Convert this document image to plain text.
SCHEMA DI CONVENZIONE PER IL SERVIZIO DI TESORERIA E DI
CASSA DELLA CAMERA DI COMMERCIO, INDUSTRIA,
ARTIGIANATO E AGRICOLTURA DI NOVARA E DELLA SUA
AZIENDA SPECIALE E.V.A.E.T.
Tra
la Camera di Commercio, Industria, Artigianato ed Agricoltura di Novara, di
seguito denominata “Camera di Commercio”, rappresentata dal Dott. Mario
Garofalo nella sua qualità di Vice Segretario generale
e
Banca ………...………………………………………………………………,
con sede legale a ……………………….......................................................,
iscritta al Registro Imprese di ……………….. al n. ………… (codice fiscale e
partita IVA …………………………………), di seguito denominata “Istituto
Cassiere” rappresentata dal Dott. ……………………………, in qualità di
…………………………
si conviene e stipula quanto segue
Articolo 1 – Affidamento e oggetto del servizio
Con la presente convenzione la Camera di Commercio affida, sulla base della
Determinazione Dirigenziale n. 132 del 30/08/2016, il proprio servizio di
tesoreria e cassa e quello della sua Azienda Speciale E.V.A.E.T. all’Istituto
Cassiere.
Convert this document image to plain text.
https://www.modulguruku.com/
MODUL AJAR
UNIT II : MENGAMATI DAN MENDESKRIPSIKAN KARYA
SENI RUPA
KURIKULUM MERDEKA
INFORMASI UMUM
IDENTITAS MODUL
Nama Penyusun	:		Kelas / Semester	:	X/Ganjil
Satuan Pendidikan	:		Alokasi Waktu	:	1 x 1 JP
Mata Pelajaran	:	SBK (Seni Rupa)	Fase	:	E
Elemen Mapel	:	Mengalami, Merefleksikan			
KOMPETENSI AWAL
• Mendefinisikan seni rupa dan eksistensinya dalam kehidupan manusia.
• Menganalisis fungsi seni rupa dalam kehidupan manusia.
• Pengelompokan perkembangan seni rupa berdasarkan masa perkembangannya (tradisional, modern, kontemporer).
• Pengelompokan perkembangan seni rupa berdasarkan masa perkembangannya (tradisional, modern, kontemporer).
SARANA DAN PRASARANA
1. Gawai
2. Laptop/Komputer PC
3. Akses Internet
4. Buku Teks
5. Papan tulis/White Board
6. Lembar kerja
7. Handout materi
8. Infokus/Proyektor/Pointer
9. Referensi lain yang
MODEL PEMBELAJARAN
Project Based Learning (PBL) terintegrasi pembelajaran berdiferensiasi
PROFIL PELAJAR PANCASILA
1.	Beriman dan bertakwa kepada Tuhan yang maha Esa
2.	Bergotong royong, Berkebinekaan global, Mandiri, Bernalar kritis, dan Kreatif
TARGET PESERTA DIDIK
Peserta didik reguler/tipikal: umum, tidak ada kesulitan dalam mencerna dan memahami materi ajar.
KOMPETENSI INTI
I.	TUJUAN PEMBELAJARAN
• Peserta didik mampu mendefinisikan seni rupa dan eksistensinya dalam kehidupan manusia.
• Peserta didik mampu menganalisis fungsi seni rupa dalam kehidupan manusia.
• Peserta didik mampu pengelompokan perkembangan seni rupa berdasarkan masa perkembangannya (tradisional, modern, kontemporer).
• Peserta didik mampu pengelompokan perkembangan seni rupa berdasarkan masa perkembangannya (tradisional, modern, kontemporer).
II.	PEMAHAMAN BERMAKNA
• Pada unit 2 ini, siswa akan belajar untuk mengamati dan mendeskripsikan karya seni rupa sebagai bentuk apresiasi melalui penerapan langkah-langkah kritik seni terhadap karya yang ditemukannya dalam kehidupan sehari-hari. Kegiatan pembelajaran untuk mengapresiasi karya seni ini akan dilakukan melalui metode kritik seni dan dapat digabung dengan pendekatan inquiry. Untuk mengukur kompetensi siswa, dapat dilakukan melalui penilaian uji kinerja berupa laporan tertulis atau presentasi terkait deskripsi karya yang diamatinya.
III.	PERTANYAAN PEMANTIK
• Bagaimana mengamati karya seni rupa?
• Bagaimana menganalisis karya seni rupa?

━━━━━━━━━━━━━━━━━━━━

→ AIM OF THE EXERCISE
Look through the entries and return every line where "yang" appears.

→ TASK ANSWER
9. Referensi lain yang
1.	Beriman dan bertakwa kepada Tuhan yang maha Esa
• Pada unit 2 ini, siswa akan belajar untuk mengamati dan mendeskripsikan karya seni rupa sebagai bentuk apresiasi melalui penerapan langkah-langkah kritik seni terhadap karya yang ditemukannya dalam kehidupan sehari-hari. Kegiatan pembelajaran untuk mengapresiasi karya seni ini akan dilakukan melalui metode kritik seni dan dapat digabung dengan pendekatan inquiry. Untuk mengukur kompetensi siswa, dapat dilakukan melalui penilaian uji kinerja berupa laporan tertulis atau presentasi terkait deskripsi karya yang diamatinya.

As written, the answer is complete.